[What you are asked to do]
Reproduce every line of the records below word for word, leaving out the pictures.

===== Material provided

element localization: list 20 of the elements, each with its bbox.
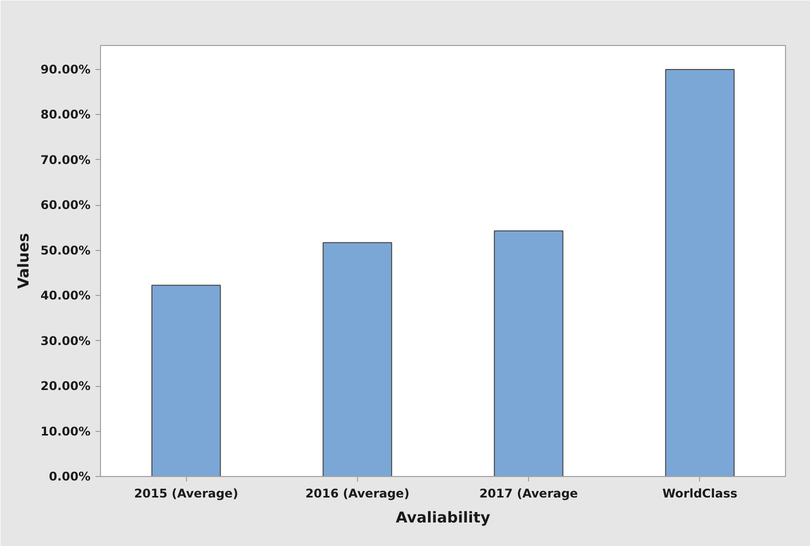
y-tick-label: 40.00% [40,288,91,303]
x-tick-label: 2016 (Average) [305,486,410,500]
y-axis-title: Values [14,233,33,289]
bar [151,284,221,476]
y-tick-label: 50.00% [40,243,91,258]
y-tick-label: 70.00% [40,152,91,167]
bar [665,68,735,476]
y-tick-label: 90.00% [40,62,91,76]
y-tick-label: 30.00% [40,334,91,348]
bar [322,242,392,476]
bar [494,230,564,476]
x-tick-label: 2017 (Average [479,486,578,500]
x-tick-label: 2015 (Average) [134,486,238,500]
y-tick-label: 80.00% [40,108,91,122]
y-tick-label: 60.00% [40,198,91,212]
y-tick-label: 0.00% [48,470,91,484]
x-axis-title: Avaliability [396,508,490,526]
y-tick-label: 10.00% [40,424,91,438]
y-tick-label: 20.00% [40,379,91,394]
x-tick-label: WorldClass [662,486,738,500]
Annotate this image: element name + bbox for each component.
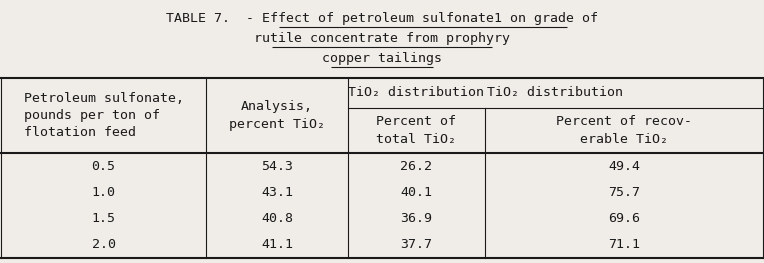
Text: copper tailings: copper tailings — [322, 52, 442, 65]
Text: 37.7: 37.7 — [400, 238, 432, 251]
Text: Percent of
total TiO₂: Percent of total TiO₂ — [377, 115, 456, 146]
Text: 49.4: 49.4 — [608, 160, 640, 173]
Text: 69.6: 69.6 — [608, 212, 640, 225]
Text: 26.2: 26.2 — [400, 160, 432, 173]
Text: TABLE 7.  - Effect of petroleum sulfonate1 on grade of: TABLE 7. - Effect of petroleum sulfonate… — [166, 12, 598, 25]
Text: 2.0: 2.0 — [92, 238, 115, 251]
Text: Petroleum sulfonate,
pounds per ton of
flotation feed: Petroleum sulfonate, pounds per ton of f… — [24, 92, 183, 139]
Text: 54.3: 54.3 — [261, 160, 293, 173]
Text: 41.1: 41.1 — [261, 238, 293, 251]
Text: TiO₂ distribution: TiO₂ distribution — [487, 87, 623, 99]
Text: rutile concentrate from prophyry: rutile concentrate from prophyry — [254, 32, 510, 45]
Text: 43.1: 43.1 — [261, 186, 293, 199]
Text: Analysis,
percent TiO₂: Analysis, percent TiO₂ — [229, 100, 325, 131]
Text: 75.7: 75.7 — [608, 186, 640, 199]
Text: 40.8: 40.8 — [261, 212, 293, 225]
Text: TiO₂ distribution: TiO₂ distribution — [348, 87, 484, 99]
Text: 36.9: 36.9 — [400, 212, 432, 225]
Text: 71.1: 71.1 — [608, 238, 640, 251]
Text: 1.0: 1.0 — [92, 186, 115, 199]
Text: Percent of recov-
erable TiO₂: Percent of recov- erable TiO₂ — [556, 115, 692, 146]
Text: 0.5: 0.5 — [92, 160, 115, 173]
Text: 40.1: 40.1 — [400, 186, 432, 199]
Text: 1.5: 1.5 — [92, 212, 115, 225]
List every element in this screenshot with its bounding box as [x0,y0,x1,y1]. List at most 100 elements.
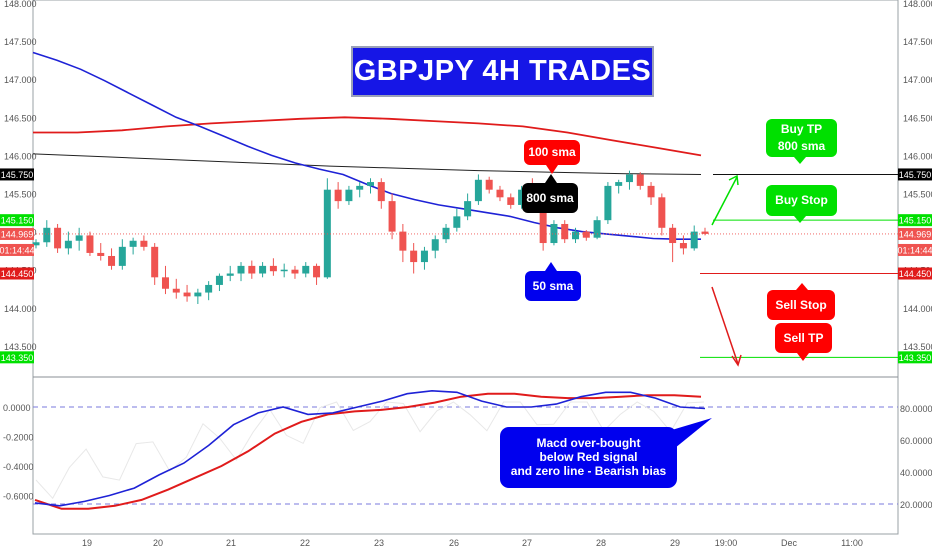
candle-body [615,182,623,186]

==========

[Task answer]
element localization: list 20 of the elements, each with its bbox.
y-tick-label: 40.00% [40,288,91,303]
x-tick-label: 2016 (Average) [305,486,410,500]
y-axis-title: Values [14,233,33,289]
bar [151,284,221,476]
y-tick-label: 50.00% [40,243,91,258]
y-tick-label: 70.00% [40,152,91,167]
bar [665,68,735,476]
y-tick-label: 90.00% [40,62,91,76]
y-tick-label: 30.00% [40,334,91,348]
bar [322,242,392,476]
bar [494,230,564,476]
x-tick-label: 2017 (Average [479,486,578,500]
x-tick-label: 2015 (Average) [134,486,238,500]
y-tick-label: 80.00% [40,108,91,122]
y-tick-label: 60.00% [40,198,91,212]
y-tick-label: 0.00% [48,470,91,484]
x-axis-title: Avaliability [396,508,490,526]
y-tick-label: 10.00% [40,424,91,438]
y-tick-label: 20.00% [40,379,91,394]
x-tick-label: WorldClass [662,486,738,500]
Annotate this image: element name + bbox for each component.
Text: copper tailings: copper tailings — [322, 52, 442, 65]
Text: 37.7: 37.7 — [400, 238, 432, 251]
Text: Percent of
total TiO₂: Percent of total TiO₂ — [377, 115, 456, 146]
Text: 49.4: 49.4 — [608, 160, 640, 173]
Text: 69.6: 69.6 — [608, 212, 640, 225]
Text: 26.2: 26.2 — [400, 160, 432, 173]
Text: TABLE 7.  - Effect of petroleum sulfonate1 on grade of: TABLE 7. - Effect of petroleum sulfonate… — [166, 12, 598, 25]
Text: 2.0: 2.0 — [92, 238, 115, 251]
Text: Petroleum sulfonate,
pounds per ton of
flotation feed: Petroleum sulfonate, pounds per ton of f… — [24, 92, 183, 139]
Text: 54.3: 54.3 — [261, 160, 293, 173]
Text: 41.1: 41.1 — [261, 238, 293, 251]
Text: TiO₂ distribution: TiO₂ distribution — [487, 87, 623, 99]
Text: rutile concentrate from prophyry: rutile concentrate from prophyry — [254, 32, 510, 45]
Text: 43.1: 43.1 — [261, 186, 293, 199]
Text: Analysis,
percent TiO₂: Analysis, percent TiO₂ — [229, 100, 325, 131]
Text: 75.7: 75.7 — [608, 186, 640, 199]
Text: 40.8: 40.8 — [261, 212, 293, 225]
Text: TiO₂ distribution: TiO₂ distribution — [348, 87, 484, 99]
Text: 36.9: 36.9 — [400, 212, 432, 225]
Text: 71.1: 71.1 — [608, 238, 640, 251]
Text: 1.0: 1.0 — [92, 186, 115, 199]
Text: Percent of recov-
erable TiO₂: Percent of recov- erable TiO₂ — [556, 115, 692, 146]
Text: 0.5: 0.5 — [92, 160, 115, 173]
Text: 40.1: 40.1 — [400, 186, 432, 199]
Text: 1.5: 1.5 — [92, 212, 115, 225]
List every element in this screenshot with its bounding box as [x0,y0,x1,y1]. List at most 100 elements.
candle-body [615,182,623,186]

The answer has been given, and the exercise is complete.